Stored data
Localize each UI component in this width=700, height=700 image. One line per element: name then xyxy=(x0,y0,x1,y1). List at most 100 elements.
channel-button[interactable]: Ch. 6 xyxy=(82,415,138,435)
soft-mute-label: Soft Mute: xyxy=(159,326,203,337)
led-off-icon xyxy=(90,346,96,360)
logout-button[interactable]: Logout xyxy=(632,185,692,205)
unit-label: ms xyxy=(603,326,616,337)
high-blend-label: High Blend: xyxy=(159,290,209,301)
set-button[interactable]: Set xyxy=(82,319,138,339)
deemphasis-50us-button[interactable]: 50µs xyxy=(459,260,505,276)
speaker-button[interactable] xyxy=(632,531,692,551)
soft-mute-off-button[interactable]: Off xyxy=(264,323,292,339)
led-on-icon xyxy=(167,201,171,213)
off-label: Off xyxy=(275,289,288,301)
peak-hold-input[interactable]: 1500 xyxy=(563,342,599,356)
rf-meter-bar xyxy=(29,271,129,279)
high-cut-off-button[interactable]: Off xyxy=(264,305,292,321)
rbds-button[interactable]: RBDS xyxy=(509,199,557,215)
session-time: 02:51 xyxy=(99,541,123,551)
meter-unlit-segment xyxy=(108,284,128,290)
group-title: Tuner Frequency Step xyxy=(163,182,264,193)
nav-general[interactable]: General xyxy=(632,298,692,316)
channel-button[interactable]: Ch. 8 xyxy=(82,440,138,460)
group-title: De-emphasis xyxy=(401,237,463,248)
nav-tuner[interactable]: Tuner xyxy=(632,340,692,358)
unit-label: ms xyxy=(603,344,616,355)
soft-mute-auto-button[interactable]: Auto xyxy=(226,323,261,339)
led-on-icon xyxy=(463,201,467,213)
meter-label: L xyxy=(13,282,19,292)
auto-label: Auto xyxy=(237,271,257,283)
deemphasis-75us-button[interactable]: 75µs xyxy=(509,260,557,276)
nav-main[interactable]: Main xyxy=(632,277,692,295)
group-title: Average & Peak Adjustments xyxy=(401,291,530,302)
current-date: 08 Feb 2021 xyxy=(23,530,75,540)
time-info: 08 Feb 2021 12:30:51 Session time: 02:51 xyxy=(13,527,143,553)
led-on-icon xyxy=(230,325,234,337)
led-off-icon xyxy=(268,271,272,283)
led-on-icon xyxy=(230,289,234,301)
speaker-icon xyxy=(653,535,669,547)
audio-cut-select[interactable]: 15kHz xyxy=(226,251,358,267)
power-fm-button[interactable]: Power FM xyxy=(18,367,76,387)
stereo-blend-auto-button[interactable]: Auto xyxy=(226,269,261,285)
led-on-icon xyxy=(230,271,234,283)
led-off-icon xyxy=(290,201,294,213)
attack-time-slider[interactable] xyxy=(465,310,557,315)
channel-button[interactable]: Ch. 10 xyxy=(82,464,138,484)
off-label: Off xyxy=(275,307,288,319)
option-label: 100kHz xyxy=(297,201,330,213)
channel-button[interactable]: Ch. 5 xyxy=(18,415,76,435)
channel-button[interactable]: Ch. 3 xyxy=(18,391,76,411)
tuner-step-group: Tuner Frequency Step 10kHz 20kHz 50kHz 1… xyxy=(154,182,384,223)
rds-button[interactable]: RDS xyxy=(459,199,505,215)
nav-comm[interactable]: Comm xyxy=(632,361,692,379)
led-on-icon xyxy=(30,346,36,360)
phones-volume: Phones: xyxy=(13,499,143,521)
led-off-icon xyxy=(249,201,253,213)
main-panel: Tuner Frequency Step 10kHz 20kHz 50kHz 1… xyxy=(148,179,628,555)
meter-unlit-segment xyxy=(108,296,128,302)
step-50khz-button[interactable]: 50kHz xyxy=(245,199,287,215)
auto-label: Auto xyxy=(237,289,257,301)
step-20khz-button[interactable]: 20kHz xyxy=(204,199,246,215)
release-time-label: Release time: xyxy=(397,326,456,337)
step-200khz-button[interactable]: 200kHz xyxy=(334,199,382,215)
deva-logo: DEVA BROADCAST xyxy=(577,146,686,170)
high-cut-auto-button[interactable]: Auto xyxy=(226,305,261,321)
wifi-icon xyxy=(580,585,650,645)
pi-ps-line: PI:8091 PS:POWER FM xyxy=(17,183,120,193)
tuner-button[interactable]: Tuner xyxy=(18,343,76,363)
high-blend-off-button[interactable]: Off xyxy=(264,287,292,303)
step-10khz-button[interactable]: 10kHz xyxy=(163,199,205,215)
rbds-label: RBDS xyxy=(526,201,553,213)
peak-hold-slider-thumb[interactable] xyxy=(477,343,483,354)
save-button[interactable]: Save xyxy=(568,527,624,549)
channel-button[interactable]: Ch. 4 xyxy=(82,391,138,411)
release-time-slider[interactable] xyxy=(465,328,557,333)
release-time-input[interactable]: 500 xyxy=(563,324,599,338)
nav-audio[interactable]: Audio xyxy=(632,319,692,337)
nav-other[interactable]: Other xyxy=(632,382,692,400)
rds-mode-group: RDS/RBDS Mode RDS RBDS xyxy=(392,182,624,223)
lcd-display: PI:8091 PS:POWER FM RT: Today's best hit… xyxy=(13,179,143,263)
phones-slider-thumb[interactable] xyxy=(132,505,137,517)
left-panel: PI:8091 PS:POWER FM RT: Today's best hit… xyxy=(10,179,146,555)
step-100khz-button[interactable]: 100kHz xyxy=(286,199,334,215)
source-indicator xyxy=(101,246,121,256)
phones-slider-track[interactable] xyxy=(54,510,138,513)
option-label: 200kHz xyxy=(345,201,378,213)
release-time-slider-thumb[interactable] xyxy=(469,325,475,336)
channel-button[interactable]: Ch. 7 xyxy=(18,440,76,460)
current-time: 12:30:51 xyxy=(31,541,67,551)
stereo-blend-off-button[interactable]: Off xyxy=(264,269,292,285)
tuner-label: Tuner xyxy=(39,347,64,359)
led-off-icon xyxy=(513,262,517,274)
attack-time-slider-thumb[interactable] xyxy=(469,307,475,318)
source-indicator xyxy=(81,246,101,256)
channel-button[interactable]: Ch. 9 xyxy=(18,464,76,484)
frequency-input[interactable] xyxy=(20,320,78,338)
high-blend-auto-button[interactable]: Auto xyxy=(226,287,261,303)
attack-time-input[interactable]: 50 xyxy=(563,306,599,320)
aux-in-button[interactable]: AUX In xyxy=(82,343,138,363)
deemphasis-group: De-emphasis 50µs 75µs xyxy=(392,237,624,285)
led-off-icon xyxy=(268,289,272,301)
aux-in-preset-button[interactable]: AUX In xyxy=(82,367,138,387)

**Exercise requirements**
Reproduce every one of these lines word for word.

**Solution to this problem**
Localize each UI component in this width=700, height=700 image. One line per element: name then xyxy=(x0,y0,x1,y1). List at most 100 elements.
channel-button[interactable]: Ch. 6 xyxy=(82,415,138,435)
soft-mute-label: Soft Mute: xyxy=(159,326,203,337)
led-off-icon xyxy=(90,346,96,360)
logout-button[interactable]: Logout xyxy=(632,185,692,205)
unit-label: ms xyxy=(603,326,616,337)
high-blend-label: High Blend: xyxy=(159,290,209,301)
set-button[interactable]: Set xyxy=(82,319,138,339)
deemphasis-50us-button[interactable]: 50µs xyxy=(459,260,505,276)
speaker-button[interactable] xyxy=(632,531,692,551)
soft-mute-off-button[interactable]: Off xyxy=(264,323,292,339)
led-on-icon xyxy=(167,201,171,213)
off-label: Off xyxy=(275,289,288,301)
peak-hold-input[interactable]: 1500 xyxy=(563,342,599,356)
rf-meter-bar xyxy=(29,271,129,279)
high-cut-off-button[interactable]: Off xyxy=(264,305,292,321)
rbds-button[interactable]: RBDS xyxy=(509,199,557,215)
session-time: 02:51 xyxy=(99,541,123,551)
meter-unlit-segment xyxy=(108,284,128,290)
group-title: Tuner Frequency Step xyxy=(163,182,264,193)
nav-general[interactable]: General xyxy=(632,298,692,316)
channel-button[interactable]: Ch. 8 xyxy=(82,440,138,460)
group-title: De-emphasis xyxy=(401,237,463,248)
nav-tuner[interactable]: Tuner xyxy=(632,340,692,358)
unit-label: ms xyxy=(603,344,616,355)
soft-mute-auto-button[interactable]: Auto xyxy=(226,323,261,339)
led-on-icon xyxy=(463,201,467,213)
meter-label: L xyxy=(13,282,19,292)
auto-label: Auto xyxy=(237,271,257,283)
deemphasis-75us-button[interactable]: 75µs xyxy=(509,260,557,276)
nav-main[interactable]: Main xyxy=(632,277,692,295)
group-title: Average & Peak Adjustments xyxy=(401,291,530,302)
current-date: 08 Feb 2021 xyxy=(23,530,75,540)
time-info: 08 Feb 2021 12:30:51 Session time: 02:51 xyxy=(13,527,143,553)
led-on-icon xyxy=(230,325,234,337)
led-off-icon xyxy=(268,271,272,283)
led-on-icon xyxy=(230,289,234,301)
speaker-icon xyxy=(653,535,669,547)
audio-cut-select[interactable]: 15kHz xyxy=(226,251,358,267)
power-fm-button[interactable]: Power FM xyxy=(18,367,76,387)
stereo-blend-auto-button[interactable]: Auto xyxy=(226,269,261,285)
led-on-icon xyxy=(230,271,234,283)
led-off-icon xyxy=(290,201,294,213)
attack-time-slider[interactable] xyxy=(465,310,557,315)
channel-button[interactable]: Ch. 10 xyxy=(82,464,138,484)
off-label: Off xyxy=(275,307,288,319)
option-label: 100kHz xyxy=(297,201,330,213)
channel-button[interactable]: Ch. 5 xyxy=(18,415,76,435)
channel-button[interactable]: Ch. 3 xyxy=(18,391,76,411)
tuner-step-group: Tuner Frequency Step 10kHz 20kHz 50kHz 1… xyxy=(154,182,384,223)
rds-button[interactable]: RDS xyxy=(459,199,505,215)
nav-comm[interactable]: Comm xyxy=(632,361,692,379)
led-on-icon xyxy=(30,346,36,360)
phones-volume: Phones: xyxy=(13,499,143,521)
led-off-icon xyxy=(249,201,253,213)
main-panel: Tuner Frequency Step 10kHz 20kHz 50kHz 1… xyxy=(148,179,628,555)
meter-unlit-segment xyxy=(108,296,128,302)
step-50khz-button[interactable]: 50kHz xyxy=(245,199,287,215)
auto-label: Auto xyxy=(237,289,257,301)
step-20khz-button[interactable]: 20kHz xyxy=(204,199,246,215)
release-time-label: Release time: xyxy=(397,326,456,337)
step-200khz-button[interactable]: 200kHz xyxy=(334,199,382,215)
deva-logo: DEVA BROADCAST xyxy=(577,146,686,170)
high-cut-auto-button[interactable]: Auto xyxy=(226,305,261,321)
wifi-icon xyxy=(580,585,650,645)
pi-ps-line: PI:8091 PS:POWER FM xyxy=(17,183,120,193)
tuner-button[interactable]: Tuner xyxy=(18,343,76,363)
high-blend-off-button[interactable]: Off xyxy=(264,287,292,303)
step-10khz-button[interactable]: 10kHz xyxy=(163,199,205,215)
rbds-label: RBDS xyxy=(526,201,553,213)
peak-hold-slider-thumb[interactable] xyxy=(477,343,483,354)
save-button[interactable]: Save xyxy=(568,527,624,549)
channel-button[interactable]: Ch. 4 xyxy=(82,391,138,411)
release-time-slider[interactable] xyxy=(465,328,557,333)
release-time-input[interactable]: 500 xyxy=(563,324,599,338)
nav-audio[interactable]: Audio xyxy=(632,319,692,337)
nav-other[interactable]: Other xyxy=(632,382,692,400)
rds-mode-group: RDS/RBDS Mode RDS RBDS xyxy=(392,182,624,223)
lcd-display: PI:8091 PS:POWER FM RT: Today's best hit… xyxy=(13,179,143,263)
phones-slider-thumb[interactable] xyxy=(132,505,137,517)
left-panel: PI:8091 PS:POWER FM RT: Today's best hit… xyxy=(10,179,146,555)
step-100khz-button[interactable]: 100kHz xyxy=(286,199,334,215)
source-indicator xyxy=(101,246,121,256)
phones-slider-track[interactable] xyxy=(54,510,138,513)
option-label: 200kHz xyxy=(345,201,378,213)
release-time-slider-thumb[interactable] xyxy=(469,325,475,336)
channel-button[interactable]: Ch. 7 xyxy=(18,440,76,460)
current-time: 12:30:51 xyxy=(31,541,67,551)
stereo-blend-off-button[interactable]: Off xyxy=(264,269,292,285)
tuner-label: Tuner xyxy=(39,347,64,359)
led-off-icon xyxy=(513,262,517,274)
attack-time-slider-thumb[interactable] xyxy=(469,307,475,318)
source-indicator xyxy=(81,246,101,256)
channel-button[interactable]: Ch. 9 xyxy=(18,464,76,484)
frequency-input[interactable] xyxy=(20,320,78,338)
high-blend-auto-button[interactable]: Auto xyxy=(226,287,261,303)
attack-time-input[interactable]: 50 xyxy=(563,306,599,320)
aux-in-button[interactable]: AUX In xyxy=(82,343,138,363)
deemphasis-group: De-emphasis 50µs 75µs xyxy=(392,237,624,285)
led-off-icon xyxy=(268,289,272,301)
aux-in-preset-button[interactable]: AUX In xyxy=(82,367,138,387)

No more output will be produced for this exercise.